Data items:

------------------------------------------------------------------------

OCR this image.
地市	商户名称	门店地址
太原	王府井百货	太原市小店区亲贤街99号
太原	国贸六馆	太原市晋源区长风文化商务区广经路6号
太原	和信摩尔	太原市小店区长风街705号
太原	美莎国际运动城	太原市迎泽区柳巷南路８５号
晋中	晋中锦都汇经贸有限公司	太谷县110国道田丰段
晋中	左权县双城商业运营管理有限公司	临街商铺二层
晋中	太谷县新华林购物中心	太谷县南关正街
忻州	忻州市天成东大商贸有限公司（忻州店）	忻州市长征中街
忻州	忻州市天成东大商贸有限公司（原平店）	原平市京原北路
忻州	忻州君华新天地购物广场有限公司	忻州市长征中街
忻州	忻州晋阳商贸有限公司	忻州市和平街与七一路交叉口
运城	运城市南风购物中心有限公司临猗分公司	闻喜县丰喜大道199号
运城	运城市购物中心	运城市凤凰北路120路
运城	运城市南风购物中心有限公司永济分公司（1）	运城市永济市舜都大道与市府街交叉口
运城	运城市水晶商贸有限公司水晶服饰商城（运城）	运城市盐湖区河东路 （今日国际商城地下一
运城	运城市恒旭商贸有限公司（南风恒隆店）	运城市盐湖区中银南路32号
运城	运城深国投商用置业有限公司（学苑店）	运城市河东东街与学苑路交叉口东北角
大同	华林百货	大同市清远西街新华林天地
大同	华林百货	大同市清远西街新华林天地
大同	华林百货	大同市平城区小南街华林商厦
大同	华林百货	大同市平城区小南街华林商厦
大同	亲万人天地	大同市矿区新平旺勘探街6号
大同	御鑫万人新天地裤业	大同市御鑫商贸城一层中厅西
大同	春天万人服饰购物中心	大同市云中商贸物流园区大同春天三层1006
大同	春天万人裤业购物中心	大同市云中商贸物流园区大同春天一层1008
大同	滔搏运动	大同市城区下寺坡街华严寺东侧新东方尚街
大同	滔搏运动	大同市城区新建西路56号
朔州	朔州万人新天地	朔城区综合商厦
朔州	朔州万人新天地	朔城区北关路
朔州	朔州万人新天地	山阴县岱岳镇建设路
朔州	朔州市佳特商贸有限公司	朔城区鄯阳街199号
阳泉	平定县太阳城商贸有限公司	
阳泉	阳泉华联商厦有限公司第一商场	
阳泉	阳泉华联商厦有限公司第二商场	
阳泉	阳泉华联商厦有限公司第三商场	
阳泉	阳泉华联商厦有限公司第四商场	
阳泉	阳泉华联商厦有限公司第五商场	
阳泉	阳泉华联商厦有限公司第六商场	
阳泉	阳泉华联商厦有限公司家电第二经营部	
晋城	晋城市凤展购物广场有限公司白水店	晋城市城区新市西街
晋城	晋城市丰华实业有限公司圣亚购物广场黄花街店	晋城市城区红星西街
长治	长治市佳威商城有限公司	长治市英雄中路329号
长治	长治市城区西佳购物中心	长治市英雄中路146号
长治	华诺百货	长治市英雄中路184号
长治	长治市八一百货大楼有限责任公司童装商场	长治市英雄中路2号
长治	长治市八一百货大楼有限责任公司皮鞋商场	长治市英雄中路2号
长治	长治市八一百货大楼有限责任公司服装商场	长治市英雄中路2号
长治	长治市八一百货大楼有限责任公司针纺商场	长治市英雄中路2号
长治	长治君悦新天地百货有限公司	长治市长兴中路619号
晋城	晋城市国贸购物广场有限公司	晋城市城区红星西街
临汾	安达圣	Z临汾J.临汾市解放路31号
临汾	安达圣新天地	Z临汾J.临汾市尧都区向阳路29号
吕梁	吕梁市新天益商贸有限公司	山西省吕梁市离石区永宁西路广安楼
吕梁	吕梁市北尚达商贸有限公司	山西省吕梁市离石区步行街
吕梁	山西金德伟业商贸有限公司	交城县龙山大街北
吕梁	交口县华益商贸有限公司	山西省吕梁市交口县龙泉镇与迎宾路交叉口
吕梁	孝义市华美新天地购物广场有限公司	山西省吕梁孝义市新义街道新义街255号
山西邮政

------------------------------------------------------------------------

*What you have to do*:
Write the listing out again, exactly as it reads.

*Written answer*:
OCR this image.
地市	商户名称	门店地址
太原	王府井百货	太原市小店区亲贤街99号
太原	国贸六馆	太原市晋源区长风文化商务区广经路6号
太原	和信摩尔	太原市小店区长风街705号
太原	美莎国际运动城	太原市迎泽区柳巷南路８５号
晋中	晋中锦都汇经贸有限公司	太谷县110国道田丰段
晋中	左权县双城商业运营管理有限公司	临街商铺二层
晋中	太谷县新华林购物中心	太谷县南关正街
忻州	忻州市天成东大商贸有限公司（忻州店）	忻州市长征中街
忻州	忻州市天成东大商贸有限公司（原平店）	原平市京原北路
忻州	忻州君华新天地购物广场有限公司	忻州市长征中街
忻州	忻州晋阳商贸有限公司	忻州市和平街与七一路交叉口
运城	运城市南风购物中心有限公司临猗分公司	闻喜县丰喜大道199号
运城	运城市购物中心	运城市凤凰北路120路
运城	运城市南风购物中心有限公司永济分公司（1）	运城市永济市舜都大道与市府街交叉口
运城	运城市水晶商贸有限公司水晶服饰商城（运城）	运城市盐湖区河东路 （今日国际商城地下一
运城	运城市恒旭商贸有限公司（南风恒隆店）	运城市盐湖区中银南路32号
运城	运城深国投商用置业有限公司（学苑店）	运城市河东东街与学苑路交叉口东北角
大同	华林百货	大同市清远西街新华林天地
大同	华林百货	大同市清远西街新华林天地
大同	华林百货	大同市平城区小南街华林商厦
大同	华林百货	大同市平城区小南街华林商厦
大同	亲万人天地	大同市矿区新平旺勘探街6号
大同	御鑫万人新天地裤业	大同市御鑫商贸城一层中厅西
大同	春天万人服饰购物中心	大同市云中商贸物流园区大同春天三层1006
大同	春天万人裤业购物中心	大同市云中商贸物流园区大同春天一层1008
大同	滔搏运动	大同市城区下寺坡街华严寺东侧新东方尚街
大同	滔搏运动	大同市城区新建西路56号
朔州	朔州万人新天地	朔城区综合商厦
朔州	朔州万人新天地	朔城区北关路
朔州	朔州万人新天地	山阴县岱岳镇建设路
朔州	朔州市佳特商贸有限公司	朔城区鄯阳街199号
阳泉	平定县太阳城商贸有限公司	
阳泉	阳泉华联商厦有限公司第一商场	
阳泉	阳泉华联商厦有限公司第二商场	
阳泉	阳泉华联商厦有限公司第三商场	
阳泉	阳泉华联商厦有限公司第四商场	
阳泉	阳泉华联商厦有限公司第五商场	
阳泉	阳泉华联商厦有限公司第六商场	
阳泉	阳泉华联商厦有限公司家电第二经营部	
晋城	晋城市凤展购物广场有限公司白水店	晋城市城区新市西街
晋城	晋城市丰华实业有限公司圣亚购物广场黄花街店	晋城市城区红星西街
长治	长治市佳威商城有限公司	长治市英雄中路329号
长治	长治市城区西佳购物中心	长治市英雄中路146号
长治	华诺百货	长治市英雄中路184号
长治	长治市八一百货大楼有限责任公司童装商场	长治市英雄中路2号
长治	长治市八一百货大楼有限责任公司皮鞋商场	长治市英雄中路2号
长治	长治市八一百货大楼有限责任公司服装商场	长治市英雄中路2号
长治	长治市八一百货大楼有限责任公司针纺商场	长治市英雄中路2号
长治	长治君悦新天地百货有限公司	长治市长兴中路619号
晋城	晋城市国贸购物广场有限公司	晋城市城区红星西街
临汾	安达圣	Z临汾J.临汾市解放路31号
临汾	安达圣新天地	Z临汾J.临汾市尧都区向阳路29号
吕梁	吕梁市新天益商贸有限公司	山西省吕梁市离石区永宁西路广安楼
吕梁	吕梁市北尚达商贸有限公司	山西省吕梁市离石区步行街
吕梁	山西金德伟业商贸有限公司	交城县龙山大街北
吕梁	交口县华益商贸有限公司	山西省吕梁市交口县龙泉镇与迎宾路交叉口
吕梁	孝义市华美新天地购物广场有限公司	山西省吕梁孝义市新义街道新义街255号
山西邮政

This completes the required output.